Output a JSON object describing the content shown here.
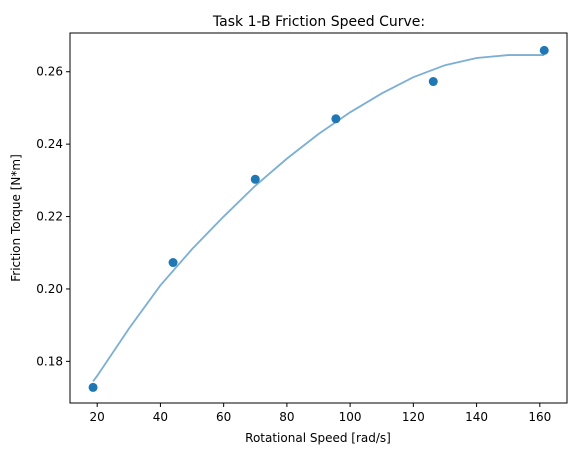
{
  "chart_data": {
    "type": "scatter",
    "title": "Task 1-B Friction Speed Curve:",
    "xlabel": "Rotational Speed [rad/s]",
    "ylabel": "Friction Torque [N*m]",
    "xlim": [
      11.4,
      168.6
    ],
    "ylim": [
      0.1685,
      0.2707
    ],
    "xticks": [
      20,
      40,
      60,
      80,
      100,
      120,
      140,
      160
    ],
    "yticks": [
      0.18,
      0.2,
      0.22,
      0.24,
      0.26
    ],
    "ytick_labels": [
      "0.18",
      "0.20",
      "0.22",
      "0.24",
      "0.26"
    ],
    "grid": false,
    "series": [
      {
        "kind": "points",
        "color": "#1f77b4",
        "x": [
          18.7,
          44.0,
          70.0,
          95.5,
          126.3,
          161.4
        ],
        "y": [
          0.1728,
          0.2073,
          0.2303,
          0.247,
          0.2573,
          0.2659
        ]
      },
      {
        "kind": "fit-curve",
        "color": "#7bafd4",
        "x": [
          18.7,
          20,
          30,
          40,
          50,
          60,
          70,
          80,
          90,
          100,
          110,
          120,
          130,
          140,
          150,
          160,
          161.4
        ],
        "y": [
          0.1745,
          0.176,
          0.189,
          0.201,
          0.211,
          0.22,
          0.2285,
          0.236,
          0.2428,
          0.2488,
          0.254,
          0.2585,
          0.2618,
          0.2638,
          0.2646,
          0.2646,
          0.2646
        ]
      }
    ]
  }
}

WHAT YOU ARE ASKED TO DO → Return the listing above word for word, with the pictures removed.

EXERCISE ANSWER →
Output a JSON object describing the content shown here.
{
  "chart_data": {
    "type": "scatter",
    "title": "Task 1-B Friction Speed Curve:",
    "xlabel": "Rotational Speed [rad/s]",
    "ylabel": "Friction Torque [N*m]",
    "xlim": [
      11.4,
      168.6
    ],
    "ylim": [
      0.1685,
      0.2707
    ],
    "xticks": [
      20,
      40,
      60,
      80,
      100,
      120,
      140,
      160
    ],
    "yticks": [
      0.18,
      0.2,
      0.22,
      0.24,
      0.26
    ],
    "ytick_labels": [
      "0.18",
      "0.20",
      "0.22",
      "0.24",
      "0.26"
    ],
    "grid": false,
    "series": [
      {
        "kind": "points",
        "color": "#1f77b4",
        "x": [
          18.7,
          44.0,
          70.0,
          95.5,
          126.3,
          161.4
        ],
        "y": [
          0.1728,
          0.2073,
          0.2303,
          0.247,
          0.2573,
          0.2659
        ]
      },
      {
        "kind": "fit-curve",
        "color": "#7bafd4",
        "x": [
          18.7,
          20,
          30,
          40,
          50,
          60,
          70,
          80,
          90,
          100,
          110,
          120,
          130,
          140,
          150,
          160,
          161.4
        ],
        "y": [
          0.1745,
          0.176,
          0.189,
          0.201,
          0.211,
          0.22,
          0.2285,
          0.236,
          0.2428,
          0.2488,
          0.254,
          0.2585,
          0.2618,
          0.2638,
          0.2646,
          0.2646,
          0.2646
        ]
      }
    ]
  }
}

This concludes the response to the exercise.